### TASK DETAILS
Report every line from the material that contains the word "name".
======== DATA LINES ========
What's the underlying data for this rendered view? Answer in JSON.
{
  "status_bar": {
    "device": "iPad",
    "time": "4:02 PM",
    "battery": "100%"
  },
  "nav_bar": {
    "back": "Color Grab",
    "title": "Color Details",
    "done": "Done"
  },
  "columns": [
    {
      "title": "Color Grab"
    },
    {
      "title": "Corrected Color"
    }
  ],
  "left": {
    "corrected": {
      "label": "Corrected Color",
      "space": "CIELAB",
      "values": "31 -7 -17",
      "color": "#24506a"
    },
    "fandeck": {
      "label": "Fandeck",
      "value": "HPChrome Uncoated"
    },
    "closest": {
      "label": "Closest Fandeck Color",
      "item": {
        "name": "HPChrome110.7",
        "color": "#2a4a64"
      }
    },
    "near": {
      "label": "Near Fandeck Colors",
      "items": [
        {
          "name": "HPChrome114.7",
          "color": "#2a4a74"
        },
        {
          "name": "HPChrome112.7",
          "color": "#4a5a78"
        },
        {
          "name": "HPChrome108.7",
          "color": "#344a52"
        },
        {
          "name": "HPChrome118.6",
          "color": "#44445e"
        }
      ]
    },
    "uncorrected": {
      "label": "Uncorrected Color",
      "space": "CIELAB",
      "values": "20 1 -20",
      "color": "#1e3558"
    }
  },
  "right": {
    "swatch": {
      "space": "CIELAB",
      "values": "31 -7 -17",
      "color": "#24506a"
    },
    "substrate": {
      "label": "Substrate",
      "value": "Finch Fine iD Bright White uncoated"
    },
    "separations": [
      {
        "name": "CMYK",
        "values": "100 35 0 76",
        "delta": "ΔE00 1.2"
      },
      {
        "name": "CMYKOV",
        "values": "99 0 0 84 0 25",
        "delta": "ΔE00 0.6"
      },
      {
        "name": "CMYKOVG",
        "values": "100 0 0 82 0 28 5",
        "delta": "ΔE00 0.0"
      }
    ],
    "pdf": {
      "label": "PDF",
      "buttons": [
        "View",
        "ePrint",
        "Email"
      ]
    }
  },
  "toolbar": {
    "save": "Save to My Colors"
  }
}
========
### RESPONSE FOR THIS EXERCISE
        "name": "HPChrome110.7",
          "name": "HPChrome114.7",
          "name": "HPChrome112.7",
          "name": "HPChrome108.7",
          "name": "HPChrome118.6",
        "name": "CMYK",
        "name": "CMYKOV",
        "name": "CMYKOVG",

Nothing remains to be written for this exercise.